(Dataset rows)
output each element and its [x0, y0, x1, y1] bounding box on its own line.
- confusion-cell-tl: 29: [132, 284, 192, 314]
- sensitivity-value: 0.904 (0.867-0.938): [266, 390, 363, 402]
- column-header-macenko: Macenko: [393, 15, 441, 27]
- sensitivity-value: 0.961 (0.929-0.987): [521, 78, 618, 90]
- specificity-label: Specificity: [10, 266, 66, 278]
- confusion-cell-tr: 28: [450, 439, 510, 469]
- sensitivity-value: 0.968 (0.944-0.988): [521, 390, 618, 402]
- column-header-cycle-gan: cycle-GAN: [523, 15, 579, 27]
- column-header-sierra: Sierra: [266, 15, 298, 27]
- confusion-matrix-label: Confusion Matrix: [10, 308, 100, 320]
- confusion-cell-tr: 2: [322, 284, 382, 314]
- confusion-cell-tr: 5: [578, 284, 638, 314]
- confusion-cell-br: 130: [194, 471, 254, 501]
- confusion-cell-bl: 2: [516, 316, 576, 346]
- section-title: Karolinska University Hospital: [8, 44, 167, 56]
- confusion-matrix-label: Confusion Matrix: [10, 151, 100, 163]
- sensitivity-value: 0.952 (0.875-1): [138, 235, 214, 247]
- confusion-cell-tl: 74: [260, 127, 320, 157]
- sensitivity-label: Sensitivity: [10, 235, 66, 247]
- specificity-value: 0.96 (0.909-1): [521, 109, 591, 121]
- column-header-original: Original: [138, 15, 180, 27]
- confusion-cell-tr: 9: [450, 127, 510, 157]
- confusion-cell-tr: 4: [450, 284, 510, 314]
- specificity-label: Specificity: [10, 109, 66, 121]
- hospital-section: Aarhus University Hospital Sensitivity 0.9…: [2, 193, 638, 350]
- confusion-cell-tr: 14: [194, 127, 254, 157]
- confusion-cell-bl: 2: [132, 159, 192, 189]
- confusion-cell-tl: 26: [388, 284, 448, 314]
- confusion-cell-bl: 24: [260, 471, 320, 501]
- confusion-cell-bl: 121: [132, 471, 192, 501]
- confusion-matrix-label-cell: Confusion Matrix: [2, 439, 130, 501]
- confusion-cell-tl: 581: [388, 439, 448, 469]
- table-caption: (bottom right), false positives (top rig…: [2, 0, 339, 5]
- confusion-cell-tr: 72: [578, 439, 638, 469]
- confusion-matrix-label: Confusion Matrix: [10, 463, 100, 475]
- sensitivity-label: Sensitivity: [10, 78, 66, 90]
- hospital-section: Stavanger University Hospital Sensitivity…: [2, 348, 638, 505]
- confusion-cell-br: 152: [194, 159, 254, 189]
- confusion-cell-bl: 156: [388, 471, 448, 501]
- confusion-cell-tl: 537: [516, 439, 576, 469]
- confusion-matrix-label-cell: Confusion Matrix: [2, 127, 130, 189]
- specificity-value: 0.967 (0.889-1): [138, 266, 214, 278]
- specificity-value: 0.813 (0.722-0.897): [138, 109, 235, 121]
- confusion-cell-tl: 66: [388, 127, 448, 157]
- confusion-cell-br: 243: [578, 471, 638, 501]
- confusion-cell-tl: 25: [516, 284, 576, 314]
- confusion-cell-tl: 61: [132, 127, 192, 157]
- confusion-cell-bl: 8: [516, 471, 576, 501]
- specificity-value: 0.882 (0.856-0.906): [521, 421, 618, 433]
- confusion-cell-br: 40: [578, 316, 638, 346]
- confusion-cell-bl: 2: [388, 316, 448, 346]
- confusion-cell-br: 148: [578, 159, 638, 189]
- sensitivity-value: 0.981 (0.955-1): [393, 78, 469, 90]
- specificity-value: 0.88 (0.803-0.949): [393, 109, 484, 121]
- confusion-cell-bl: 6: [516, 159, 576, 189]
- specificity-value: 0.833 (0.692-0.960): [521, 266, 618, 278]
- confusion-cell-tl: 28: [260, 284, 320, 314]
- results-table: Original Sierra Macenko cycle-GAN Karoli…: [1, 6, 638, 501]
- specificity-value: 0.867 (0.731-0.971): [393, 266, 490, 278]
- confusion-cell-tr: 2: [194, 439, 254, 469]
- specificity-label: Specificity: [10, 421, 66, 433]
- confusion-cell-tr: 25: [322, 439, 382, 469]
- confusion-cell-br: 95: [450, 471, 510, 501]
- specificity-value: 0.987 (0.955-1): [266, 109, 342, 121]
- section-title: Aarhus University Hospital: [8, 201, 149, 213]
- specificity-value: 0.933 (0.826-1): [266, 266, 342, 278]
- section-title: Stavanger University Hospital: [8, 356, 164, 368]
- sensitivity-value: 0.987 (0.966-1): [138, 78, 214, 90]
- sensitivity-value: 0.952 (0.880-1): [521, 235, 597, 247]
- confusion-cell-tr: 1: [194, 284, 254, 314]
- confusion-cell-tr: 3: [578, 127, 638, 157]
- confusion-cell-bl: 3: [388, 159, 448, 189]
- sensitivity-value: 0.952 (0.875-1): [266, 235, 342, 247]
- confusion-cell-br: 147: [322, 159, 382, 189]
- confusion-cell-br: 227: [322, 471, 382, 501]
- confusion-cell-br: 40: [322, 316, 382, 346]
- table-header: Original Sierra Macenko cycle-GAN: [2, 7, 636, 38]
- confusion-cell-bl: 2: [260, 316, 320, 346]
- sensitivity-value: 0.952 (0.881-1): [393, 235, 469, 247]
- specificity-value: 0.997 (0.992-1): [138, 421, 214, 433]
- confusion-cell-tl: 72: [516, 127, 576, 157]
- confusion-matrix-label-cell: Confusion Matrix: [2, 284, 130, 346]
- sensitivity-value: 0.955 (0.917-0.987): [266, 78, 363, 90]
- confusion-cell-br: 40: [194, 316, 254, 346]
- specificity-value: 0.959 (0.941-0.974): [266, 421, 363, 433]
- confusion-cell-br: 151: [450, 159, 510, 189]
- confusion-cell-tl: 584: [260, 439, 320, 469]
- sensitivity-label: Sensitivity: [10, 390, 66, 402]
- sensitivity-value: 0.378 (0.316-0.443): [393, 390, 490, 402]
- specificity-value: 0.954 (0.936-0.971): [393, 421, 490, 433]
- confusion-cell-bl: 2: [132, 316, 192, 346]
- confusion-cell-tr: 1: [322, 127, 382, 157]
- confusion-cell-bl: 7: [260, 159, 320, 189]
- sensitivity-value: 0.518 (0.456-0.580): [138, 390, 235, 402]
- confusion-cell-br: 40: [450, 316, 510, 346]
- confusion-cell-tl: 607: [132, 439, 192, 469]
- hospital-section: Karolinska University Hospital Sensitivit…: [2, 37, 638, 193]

Objective:
Reproduce the records word for word, from the start through the line that contains "- column-header-sierra: Sierra: [266, 15, 298, 27]", with both ends included.

Task result:
output each element and its [x0, y0, x1, y1] bounding box on its own line.
- confusion-cell-tl: 29: [132, 284, 192, 314]
- sensitivity-value: 0.904 (0.867-0.938): [266, 390, 363, 402]
- column-header-macenko: Macenko: [393, 15, 441, 27]
- sensitivity-value: 0.961 (0.929-0.987): [521, 78, 618, 90]
- specificity-label: Specificity: [10, 266, 66, 278]
- confusion-cell-tr: 28: [450, 439, 510, 469]
- sensitivity-value: 0.968 (0.944-0.988): [521, 390, 618, 402]
- column-header-cycle-gan: cycle-GAN: [523, 15, 579, 27]
- column-header-sierra: Sierra: [266, 15, 298, 27]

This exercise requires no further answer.